# Recorded data:
┌────────
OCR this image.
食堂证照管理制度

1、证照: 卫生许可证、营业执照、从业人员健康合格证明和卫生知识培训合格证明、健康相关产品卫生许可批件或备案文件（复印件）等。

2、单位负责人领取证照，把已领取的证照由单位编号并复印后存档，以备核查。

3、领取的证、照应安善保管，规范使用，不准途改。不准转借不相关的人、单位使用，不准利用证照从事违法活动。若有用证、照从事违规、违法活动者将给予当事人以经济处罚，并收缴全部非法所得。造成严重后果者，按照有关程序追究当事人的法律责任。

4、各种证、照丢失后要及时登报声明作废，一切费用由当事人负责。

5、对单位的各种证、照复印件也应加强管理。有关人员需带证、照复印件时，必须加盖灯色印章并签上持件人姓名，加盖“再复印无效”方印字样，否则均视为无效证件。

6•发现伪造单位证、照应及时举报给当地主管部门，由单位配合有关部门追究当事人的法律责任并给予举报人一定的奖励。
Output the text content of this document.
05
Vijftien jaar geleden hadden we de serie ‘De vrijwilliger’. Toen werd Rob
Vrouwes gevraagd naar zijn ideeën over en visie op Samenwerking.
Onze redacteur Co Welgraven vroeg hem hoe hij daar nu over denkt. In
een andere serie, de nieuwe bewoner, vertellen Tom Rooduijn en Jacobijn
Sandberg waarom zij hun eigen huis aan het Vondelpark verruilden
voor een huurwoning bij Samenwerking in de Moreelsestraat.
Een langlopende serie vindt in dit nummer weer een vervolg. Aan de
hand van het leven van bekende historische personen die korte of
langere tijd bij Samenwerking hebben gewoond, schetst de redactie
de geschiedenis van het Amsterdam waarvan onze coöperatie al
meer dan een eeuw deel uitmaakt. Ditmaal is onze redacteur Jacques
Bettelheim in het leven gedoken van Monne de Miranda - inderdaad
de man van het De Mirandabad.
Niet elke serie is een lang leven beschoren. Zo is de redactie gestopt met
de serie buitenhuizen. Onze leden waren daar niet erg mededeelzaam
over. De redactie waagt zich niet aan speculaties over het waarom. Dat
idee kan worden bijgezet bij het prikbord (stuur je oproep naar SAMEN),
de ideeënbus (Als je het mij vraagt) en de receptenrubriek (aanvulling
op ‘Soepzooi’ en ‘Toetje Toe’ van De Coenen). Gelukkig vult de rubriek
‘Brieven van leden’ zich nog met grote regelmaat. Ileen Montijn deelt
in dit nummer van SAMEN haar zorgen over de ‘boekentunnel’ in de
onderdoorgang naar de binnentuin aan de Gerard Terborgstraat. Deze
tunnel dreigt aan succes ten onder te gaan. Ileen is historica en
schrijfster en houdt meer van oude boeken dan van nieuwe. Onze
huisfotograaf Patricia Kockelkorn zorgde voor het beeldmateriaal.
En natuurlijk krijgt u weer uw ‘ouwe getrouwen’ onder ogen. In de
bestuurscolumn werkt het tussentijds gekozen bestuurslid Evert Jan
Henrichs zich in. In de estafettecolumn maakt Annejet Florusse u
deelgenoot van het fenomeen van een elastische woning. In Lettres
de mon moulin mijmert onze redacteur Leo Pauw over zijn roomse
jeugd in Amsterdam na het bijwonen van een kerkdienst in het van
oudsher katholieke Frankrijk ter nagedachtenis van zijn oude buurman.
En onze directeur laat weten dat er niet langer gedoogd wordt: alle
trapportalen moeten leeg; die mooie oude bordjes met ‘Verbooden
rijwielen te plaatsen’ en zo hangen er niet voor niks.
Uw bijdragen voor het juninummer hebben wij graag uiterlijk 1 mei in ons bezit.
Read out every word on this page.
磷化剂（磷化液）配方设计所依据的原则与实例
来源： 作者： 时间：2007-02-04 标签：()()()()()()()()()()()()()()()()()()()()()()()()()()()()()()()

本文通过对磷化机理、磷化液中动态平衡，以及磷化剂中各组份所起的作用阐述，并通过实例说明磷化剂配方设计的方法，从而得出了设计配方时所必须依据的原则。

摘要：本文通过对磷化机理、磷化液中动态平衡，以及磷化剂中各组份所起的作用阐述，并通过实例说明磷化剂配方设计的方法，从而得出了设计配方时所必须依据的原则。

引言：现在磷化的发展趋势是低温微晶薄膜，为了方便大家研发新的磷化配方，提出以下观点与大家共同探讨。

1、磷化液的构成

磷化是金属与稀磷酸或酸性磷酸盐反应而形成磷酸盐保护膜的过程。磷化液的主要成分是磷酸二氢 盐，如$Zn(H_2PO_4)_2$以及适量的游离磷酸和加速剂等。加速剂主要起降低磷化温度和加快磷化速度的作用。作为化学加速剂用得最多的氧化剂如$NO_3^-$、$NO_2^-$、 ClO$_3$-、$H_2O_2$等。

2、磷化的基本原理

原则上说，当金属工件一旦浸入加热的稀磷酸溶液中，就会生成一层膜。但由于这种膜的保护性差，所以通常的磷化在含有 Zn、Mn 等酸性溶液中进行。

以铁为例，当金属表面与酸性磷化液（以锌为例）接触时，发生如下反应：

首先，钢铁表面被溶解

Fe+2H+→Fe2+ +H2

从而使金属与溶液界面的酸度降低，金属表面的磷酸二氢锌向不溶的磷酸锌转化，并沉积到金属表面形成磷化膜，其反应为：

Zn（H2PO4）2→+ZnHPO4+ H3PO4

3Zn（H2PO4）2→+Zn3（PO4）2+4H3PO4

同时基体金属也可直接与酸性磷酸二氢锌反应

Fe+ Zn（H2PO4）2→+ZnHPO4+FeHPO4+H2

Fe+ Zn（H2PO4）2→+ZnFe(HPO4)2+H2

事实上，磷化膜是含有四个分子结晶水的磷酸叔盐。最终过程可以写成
└────────
# BRIEF:
Return every entry verbatim.

# EXPECTED OUTPUT:
OCR this image.
食堂证照管理制度

1、证照: 卫生许可证、营业执照、从业人员健康合格证明和卫生知识培训合格证明、健康相关产品卫生许可批件或备案文件（复印件）等。

2、单位负责人领取证照，把已领取的证照由单位编号并复印后存档，以备核查。

3、领取的证、照应安善保管，规范使用，不准途改。不准转借不相关的人、单位使用，不准利用证照从事违法活动。若有用证、照从事违规、违法活动者将给予当事人以经济处罚，并收缴全部非法所得。造成严重后果者，按照有关程序追究当事人的法律责任。

4、各种证、照丢失后要及时登报声明作废，一切费用由当事人负责。

5、对单位的各种证、照复印件也应加强管理。有关人员需带证、照复印件时，必须加盖灯色印章并签上持件人姓名，加盖“再复印无效”方印字样，否则均视为无效证件。

6•发现伪造单位证、照应及时举报给当地主管部门，由单位配合有关部门追究当事人的法律责任并给予举报人一定的奖励。
Output the text content of this document.
05
Vijftien jaar geleden hadden we de serie ‘De vrijwilliger’. Toen werd Rob
Vrouwes gevraagd naar zijn ideeën over en visie op Samenwerking.
Onze redacteur Co Welgraven vroeg hem hoe hij daar nu over denkt. In
een andere serie, de nieuwe bewoner, vertellen Tom Rooduijn en Jacobijn
Sandberg waarom zij hun eigen huis aan het Vondelpark verruilden
voor een huurwoning bij Samenwerking in de Moreelsestraat.
Een langlopende serie vindt in dit nummer weer een vervolg. Aan de
hand van het leven van bekende historische personen die korte of
langere tijd bij Samenwerking hebben gewoond, schetst de redactie
de geschiedenis van het Amsterdam waarvan onze coöperatie al
meer dan een eeuw deel uitmaakt. Ditmaal is onze redacteur Jacques
Bettelheim in het leven gedoken van Monne de Miranda - inderdaad
de man van het De Mirandabad.
Niet elke serie is een lang leven beschoren. Zo is de redactie gestopt met
de serie buitenhuizen. Onze leden waren daar niet erg mededeelzaam
over. De redactie waagt zich niet aan speculaties over het waarom. Dat
idee kan worden bijgezet bij het prikbord (stuur je oproep naar SAMEN),
de ideeënbus (Als je het mij vraagt) en de receptenrubriek (aanvulling
op ‘Soepzooi’ en ‘Toetje Toe’ van De Coenen). Gelukkig vult de rubriek
‘Brieven van leden’ zich nog met grote regelmaat. Ileen Montijn deelt
in dit nummer van SAMEN haar zorgen over de ‘boekentunnel’ in de
onderdoorgang naar de binnentuin aan de Gerard Terborgstraat. Deze
tunnel dreigt aan succes ten onder te gaan. Ileen is historica en
schrijfster en houdt meer van oude boeken dan van nieuwe. Onze
huisfotograaf Patricia Kockelkorn zorgde voor het beeldmateriaal.
En natuurlijk krijgt u weer uw ‘ouwe getrouwen’ onder ogen. In de
bestuurscolumn werkt het tussentijds gekozen bestuurslid Evert Jan
Henrichs zich in. In de estafettecolumn maakt Annejet Florusse u
deelgenoot van het fenomeen van een elastische woning. In Lettres
de mon moulin mijmert onze redacteur Leo Pauw over zijn roomse
jeugd in Amsterdam na het bijwonen van een kerkdienst in het van
oudsher katholieke Frankrijk ter nagedachtenis van zijn oude buurman.
En onze directeur laat weten dat er niet langer gedoogd wordt: alle
trapportalen moeten leeg; die mooie oude bordjes met ‘Verbooden
rijwielen te plaatsen’ en zo hangen er niet voor niks.
Uw bijdragen voor het juninummer hebben wij graag uiterlijk 1 mei in ons bezit.
Read out every word on this page.
磷化剂（磷化液）配方设计所依据的原则与实例
来源： 作者： 时间：2007-02-04 标签：()()()()()()()()()()()()()()()()()()()()()()()()()()()()()()()

本文通过对磷化机理、磷化液中动态平衡，以及磷化剂中各组份所起的作用阐述，并通过实例说明磷化剂配方设计的方法，从而得出了设计配方时所必须依据的原则。

摘要：本文通过对磷化机理、磷化液中动态平衡，以及磷化剂中各组份所起的作用阐述，并通过实例说明磷化剂配方设计的方法，从而得出了设计配方时所必须依据的原则。

引言：现在磷化的发展趋势是低温微晶薄膜，为了方便大家研发新的磷化配方，提出以下观点与大家共同探讨。

1、磷化液的构成

磷化是金属与稀磷酸或酸性磷酸盐反应而形成磷酸盐保护膜的过程。磷化液的主要成分是磷酸二氢 盐，如$Zn(H_2PO_4)_2$以及适量的游离磷酸和加速剂等。加速剂主要起降低磷化温度和加快磷化速度的作用。作为化学加速剂用得最多的氧化剂如$NO_3^-$、$NO_2^-$、 ClO$_3$-、$H_2O_2$等。

2、磷化的基本原理

原则上说，当金属工件一旦浸入加热的稀磷酸溶液中，就会生成一层膜。但由于这种膜的保护性差，所以通常的磷化在含有 Zn、Mn 等酸性溶液中进行。

以铁为例，当金属表面与酸性磷化液（以锌为例）接触时，发生如下反应：

首先，钢铁表面被溶解

Fe+2H+→Fe2+ +H2

从而使金属与溶液界面的酸度降低，金属表面的磷酸二氢锌向不溶的磷酸锌转化，并沉积到金属表面形成磷化膜，其反应为：

Zn（H2PO4）2→+ZnHPO4+ H3PO4

3Zn（H2PO4）2→+Zn3（PO4）2+4H3PO4

同时基体金属也可直接与酸性磷酸二氢锌反应

Fe+ Zn（H2PO4）2→+ZnHPO4+FeHPO4+H2

Fe+ Zn（H2PO4）2→+ZnFe(HPO4)2+H2

事实上，磷化膜是含有四个分子结晶水的磷酸叔盐。最终过程可以写成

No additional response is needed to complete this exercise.